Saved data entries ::
+===+

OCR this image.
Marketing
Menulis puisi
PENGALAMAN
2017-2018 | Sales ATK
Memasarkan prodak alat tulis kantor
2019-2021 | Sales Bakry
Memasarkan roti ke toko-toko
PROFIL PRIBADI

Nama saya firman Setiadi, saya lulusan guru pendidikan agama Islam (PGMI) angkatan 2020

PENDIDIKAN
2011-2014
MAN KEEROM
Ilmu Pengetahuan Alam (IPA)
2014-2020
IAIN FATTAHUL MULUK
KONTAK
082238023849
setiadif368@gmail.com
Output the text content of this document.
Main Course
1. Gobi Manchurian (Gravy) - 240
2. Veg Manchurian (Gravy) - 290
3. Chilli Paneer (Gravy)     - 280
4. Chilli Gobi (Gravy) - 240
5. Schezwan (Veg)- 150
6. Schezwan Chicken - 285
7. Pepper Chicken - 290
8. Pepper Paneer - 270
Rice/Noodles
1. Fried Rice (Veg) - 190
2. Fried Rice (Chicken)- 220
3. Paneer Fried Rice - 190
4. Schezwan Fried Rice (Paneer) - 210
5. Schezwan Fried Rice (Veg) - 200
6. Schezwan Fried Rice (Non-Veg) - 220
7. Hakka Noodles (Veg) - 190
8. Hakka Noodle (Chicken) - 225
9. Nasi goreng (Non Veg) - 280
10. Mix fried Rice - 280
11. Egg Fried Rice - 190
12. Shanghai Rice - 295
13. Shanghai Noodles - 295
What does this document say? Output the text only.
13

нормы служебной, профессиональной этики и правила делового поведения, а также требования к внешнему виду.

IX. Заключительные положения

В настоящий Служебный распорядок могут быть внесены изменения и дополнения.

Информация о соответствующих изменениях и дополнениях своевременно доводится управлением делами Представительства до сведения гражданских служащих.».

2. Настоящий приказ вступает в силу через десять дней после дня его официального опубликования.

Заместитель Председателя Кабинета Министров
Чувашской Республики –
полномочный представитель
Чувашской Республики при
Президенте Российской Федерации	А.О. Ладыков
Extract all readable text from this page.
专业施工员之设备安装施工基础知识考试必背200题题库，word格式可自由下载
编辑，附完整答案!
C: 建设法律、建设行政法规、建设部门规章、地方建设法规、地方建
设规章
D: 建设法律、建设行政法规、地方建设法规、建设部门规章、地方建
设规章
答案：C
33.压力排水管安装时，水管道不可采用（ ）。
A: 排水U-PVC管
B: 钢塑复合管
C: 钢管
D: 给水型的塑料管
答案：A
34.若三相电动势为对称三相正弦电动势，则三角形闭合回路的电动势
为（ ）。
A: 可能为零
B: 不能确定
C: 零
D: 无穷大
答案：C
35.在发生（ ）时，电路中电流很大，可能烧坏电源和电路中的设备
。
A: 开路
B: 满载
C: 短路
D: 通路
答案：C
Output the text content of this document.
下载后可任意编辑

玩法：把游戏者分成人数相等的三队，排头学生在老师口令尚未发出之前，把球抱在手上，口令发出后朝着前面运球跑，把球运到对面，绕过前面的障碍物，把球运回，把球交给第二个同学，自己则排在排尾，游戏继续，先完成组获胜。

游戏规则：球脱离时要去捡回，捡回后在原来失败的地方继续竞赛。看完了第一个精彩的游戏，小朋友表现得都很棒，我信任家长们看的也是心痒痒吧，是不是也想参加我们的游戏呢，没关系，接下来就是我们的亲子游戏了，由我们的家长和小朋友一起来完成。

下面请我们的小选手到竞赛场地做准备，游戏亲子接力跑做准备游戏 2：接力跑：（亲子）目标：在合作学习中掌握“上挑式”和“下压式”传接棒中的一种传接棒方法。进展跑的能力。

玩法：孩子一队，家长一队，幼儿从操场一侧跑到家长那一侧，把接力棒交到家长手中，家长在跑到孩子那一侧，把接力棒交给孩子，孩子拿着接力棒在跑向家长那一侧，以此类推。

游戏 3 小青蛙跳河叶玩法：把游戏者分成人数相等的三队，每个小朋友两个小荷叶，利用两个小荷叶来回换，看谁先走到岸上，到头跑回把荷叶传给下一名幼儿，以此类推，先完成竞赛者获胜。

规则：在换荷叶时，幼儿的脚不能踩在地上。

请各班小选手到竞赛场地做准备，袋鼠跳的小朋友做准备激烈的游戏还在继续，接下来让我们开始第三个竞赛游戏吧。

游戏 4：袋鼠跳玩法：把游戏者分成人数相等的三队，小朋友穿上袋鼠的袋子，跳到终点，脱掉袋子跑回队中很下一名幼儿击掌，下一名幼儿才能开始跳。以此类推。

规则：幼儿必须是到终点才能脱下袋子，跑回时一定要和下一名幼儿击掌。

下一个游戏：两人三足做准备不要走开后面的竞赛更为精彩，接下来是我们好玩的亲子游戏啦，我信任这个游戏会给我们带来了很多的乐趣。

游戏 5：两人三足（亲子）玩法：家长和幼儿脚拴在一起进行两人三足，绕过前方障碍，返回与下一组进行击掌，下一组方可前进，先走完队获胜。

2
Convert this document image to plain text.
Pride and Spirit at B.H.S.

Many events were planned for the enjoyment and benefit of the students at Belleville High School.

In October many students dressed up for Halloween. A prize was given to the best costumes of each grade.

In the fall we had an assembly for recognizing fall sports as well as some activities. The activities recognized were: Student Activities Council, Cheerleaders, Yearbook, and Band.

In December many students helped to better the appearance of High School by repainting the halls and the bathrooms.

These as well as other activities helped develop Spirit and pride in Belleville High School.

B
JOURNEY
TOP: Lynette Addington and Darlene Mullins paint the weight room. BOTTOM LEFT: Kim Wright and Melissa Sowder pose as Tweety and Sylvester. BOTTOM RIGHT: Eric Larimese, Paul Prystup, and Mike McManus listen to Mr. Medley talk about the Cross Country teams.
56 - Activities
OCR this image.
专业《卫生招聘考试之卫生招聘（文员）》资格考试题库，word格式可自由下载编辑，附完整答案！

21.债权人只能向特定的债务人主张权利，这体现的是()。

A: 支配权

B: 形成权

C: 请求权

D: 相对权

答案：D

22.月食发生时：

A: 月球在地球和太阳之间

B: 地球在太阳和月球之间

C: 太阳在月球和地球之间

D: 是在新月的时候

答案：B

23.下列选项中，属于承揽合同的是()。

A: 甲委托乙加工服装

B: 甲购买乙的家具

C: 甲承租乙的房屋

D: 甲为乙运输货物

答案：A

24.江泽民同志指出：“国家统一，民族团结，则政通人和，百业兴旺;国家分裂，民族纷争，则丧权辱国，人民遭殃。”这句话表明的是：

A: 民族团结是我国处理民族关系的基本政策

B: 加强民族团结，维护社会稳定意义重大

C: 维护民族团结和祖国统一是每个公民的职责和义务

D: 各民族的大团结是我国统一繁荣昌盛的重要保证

+===+

Requirement :: For each line of the entries that includes "helped", show that line.

Task response ::
In December many students helped to better the appearance of High School by repainting the halls and the bathrooms.
These as well as other activities helped develop Spirit and pride in Belleville High School.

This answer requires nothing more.